_MATERIAL FOR THIS TASK_.
________________________
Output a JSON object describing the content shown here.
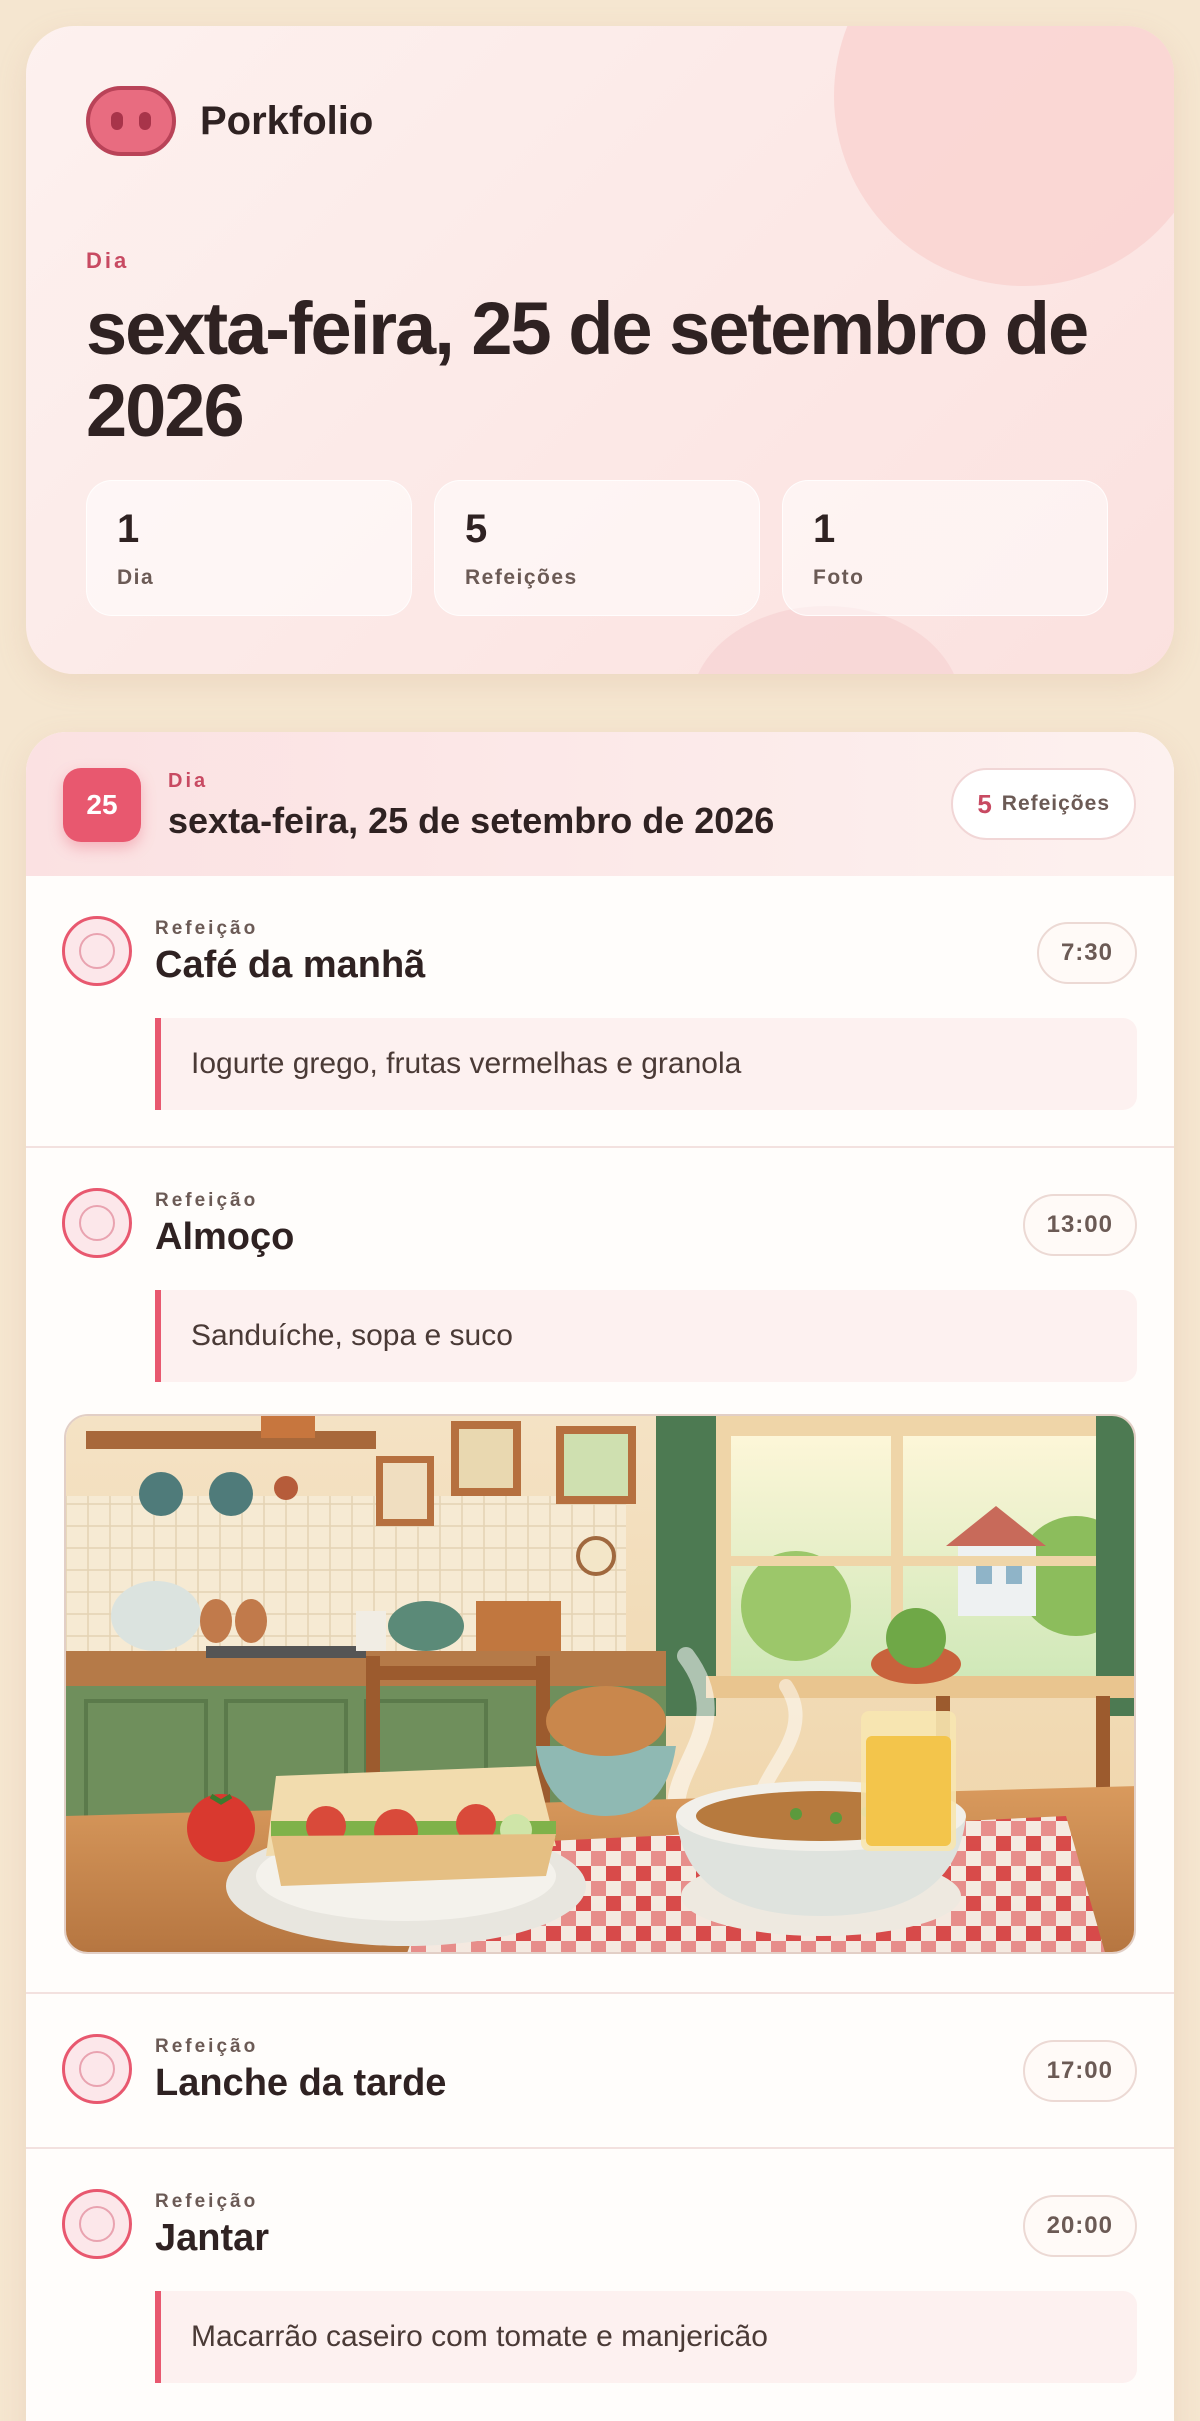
{
  "app": {
    "brand": "Porkfolio"
  },
  "hero": {
    "eyebrow": "Dia",
    "title": "sexta-feira, 25 de setembro de 2026",
    "stats": [
      {
        "value": "1",
        "label": "Dia"
      },
      {
        "value": "5",
        "label": "Refeições"
      },
      {
        "value": "1",
        "label": "Foto"
      }
    ]
  },
  "day": {
    "badge": "25",
    "eyebrow": "Dia",
    "title": "sexta-feira, 25 de setembro de 2026",
    "count_value": "5",
    "count_label": "Refeições"
  },
  "meals": [
    {
      "eyebrow": "Refeição",
      "name": "Café da manhã",
      "time": "7:30",
      "note": "Iogurte grego, frutas vermelhas e granola"
    },
    {
      "eyebrow": "Refeição",
      "name": "Almoço",
      "time": "13:00",
      "note": "Sanduíche, sopa e suco"
    },
    {
      "eyebrow": "Refeição",
      "name": "Lanche da tarde",
      "time": "17:00"
    },
    {
      "eyebrow": "Refeição",
      "name": "Jantar",
      "time": "20:00",
      "note": "Macarrão caseiro com tomate e manjericão"
    }
  ],
  "colors": {
    "accent": "#e8586f",
    "background": "#f5e6d0",
    "text": "#2f2222"
  }
}
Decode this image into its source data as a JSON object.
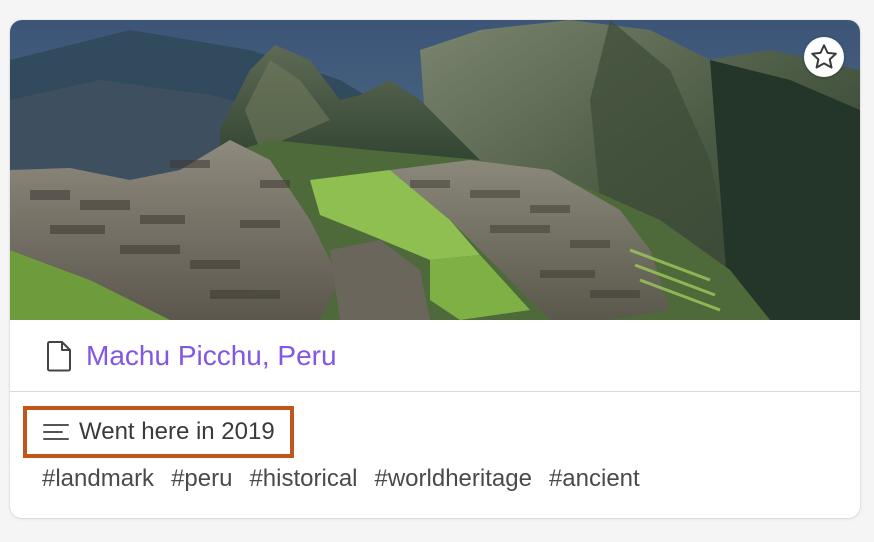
{
  "card": {
    "cover_image": "machu-picchu-photo",
    "favorite_icon": "star-outline-icon",
    "page_icon": "document-icon",
    "title": "Machu Picchu, Peru",
    "title_color": "#8257e6",
    "description_icon": "text-lines-icon",
    "description": "Went here in 2019",
    "highlight_color": "#c0561a",
    "tags": [
      "#landmark",
      "#peru",
      "#historical",
      "#worldheritage",
      "#ancient"
    ]
  }
}
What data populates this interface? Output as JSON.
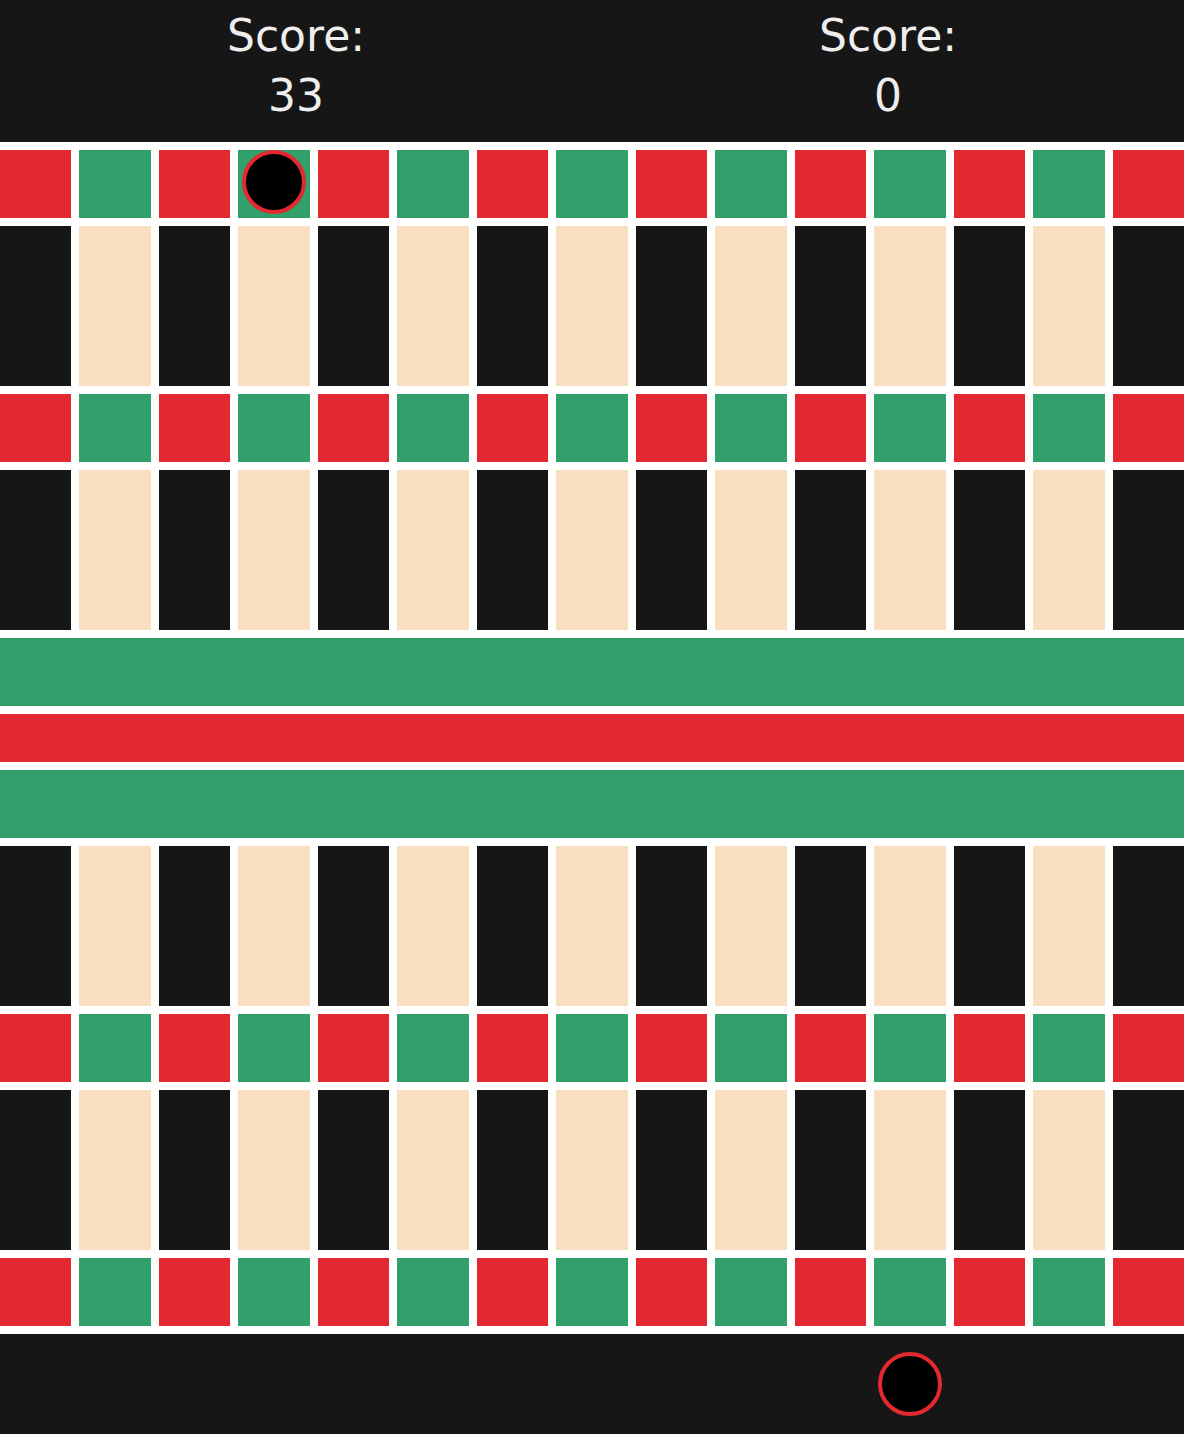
{
  "scoreboard": [
    {
      "label": "Score:",
      "score": "33"
    },
    {
      "label": "Score:",
      "score": "0"
    }
  ],
  "board": {
    "columns": 15,
    "lanes": [
      {
        "kind": "tiles",
        "colors": [
          "#e3292f",
          "#31a06b"
        ]
      },
      {
        "kind": "road",
        "colors": [
          "#161616",
          "#f8dfbf"
        ]
      },
      {
        "kind": "tiles",
        "colors": [
          "#e3292f",
          "#31a06b"
        ]
      },
      {
        "kind": "road",
        "colors": [
          "#161616",
          "#f8dfbf"
        ]
      },
      {
        "kind": "band",
        "colors": [
          "#31a06b"
        ]
      },
      {
        "kind": "strip",
        "colors": [
          "#e3292f"
        ]
      },
      {
        "kind": "band",
        "colors": [
          "#31a06b"
        ]
      },
      {
        "kind": "road",
        "colors": [
          "#161616",
          "#f8dfbf"
        ]
      },
      {
        "kind": "tiles",
        "colors": [
          "#e3292f",
          "#31a06b"
        ]
      },
      {
        "kind": "road",
        "colors": [
          "#161616",
          "#f8dfbf"
        ]
      },
      {
        "kind": "tiles",
        "colors": [
          "#e3292f",
          "#31a06b"
        ]
      }
    ]
  },
  "tokens": [
    {
      "player": 0,
      "zone": "lane-0",
      "column": 3
    },
    {
      "player": 1,
      "zone": "home",
      "column": 11
    }
  ]
}
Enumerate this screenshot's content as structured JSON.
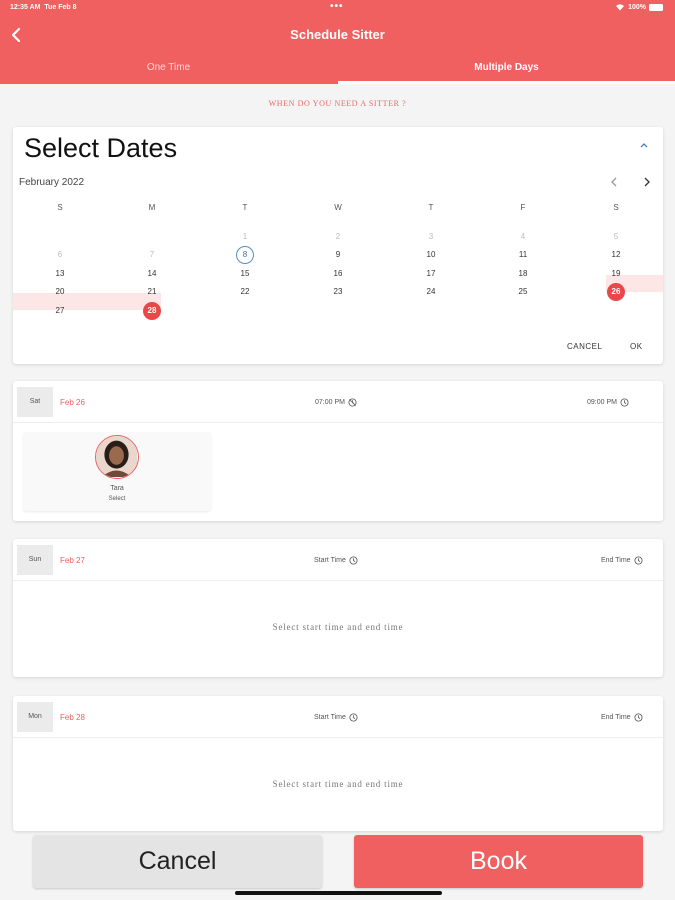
{
  "status": {
    "time": "12:35 AM",
    "date": "Tue Feb 8",
    "dots": "•••",
    "battery": "100%"
  },
  "header": {
    "title": "Schedule Sitter"
  },
  "tabs": [
    {
      "label": "One Time"
    },
    {
      "label": "Multiple Days"
    }
  ],
  "prompt": "WHEN DO YOU NEED A SITTER ?",
  "calendar": {
    "title": "Select Dates",
    "month": "February 2022",
    "weekdays": [
      "S",
      "M",
      "T",
      "W",
      "T",
      "F",
      "S"
    ],
    "weeks": [
      [
        null,
        null,
        "1",
        "2",
        "3",
        "4",
        "5"
      ],
      [
        "6",
        "7",
        "8",
        "9",
        "10",
        "11",
        "12"
      ],
      [
        "13",
        "14",
        "15",
        "16",
        "17",
        "18",
        "19"
      ],
      [
        "20",
        "21",
        "22",
        "23",
        "24",
        "25",
        "26"
      ],
      [
        "27",
        "28",
        null,
        null,
        null,
        null,
        null
      ]
    ],
    "muted_days": [
      "1",
      "2",
      "3",
      "4",
      "5",
      "6",
      "7"
    ],
    "today": "8",
    "range_start": "26",
    "range_end": "28",
    "cancel_label": "CANCEL",
    "ok_label": "OK"
  },
  "days": [
    {
      "weekday": "Sat",
      "date": "Feb 26",
      "start": "07:00 PM",
      "end": "09:00 PM",
      "sitter": {
        "name": "Tara",
        "action": "Select"
      }
    },
    {
      "weekday": "Sun",
      "date": "Feb 27",
      "start": "Start Time",
      "end": "End Time",
      "empty_message": "Select start time and end time"
    },
    {
      "weekday": "Mon",
      "date": "Feb 28",
      "start": "Start Time",
      "end": "End Time",
      "empty_message": "Select start time and end time"
    }
  ],
  "buttons": {
    "cancel": "Cancel",
    "book": "Book"
  },
  "colors": {
    "brand": "#f06060",
    "selected": "#e84848",
    "range": "#fde6e6",
    "today_ring": "#5a8fc7"
  }
}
________________________
Count the lines of the material that include the word "icon", then state only the total.

3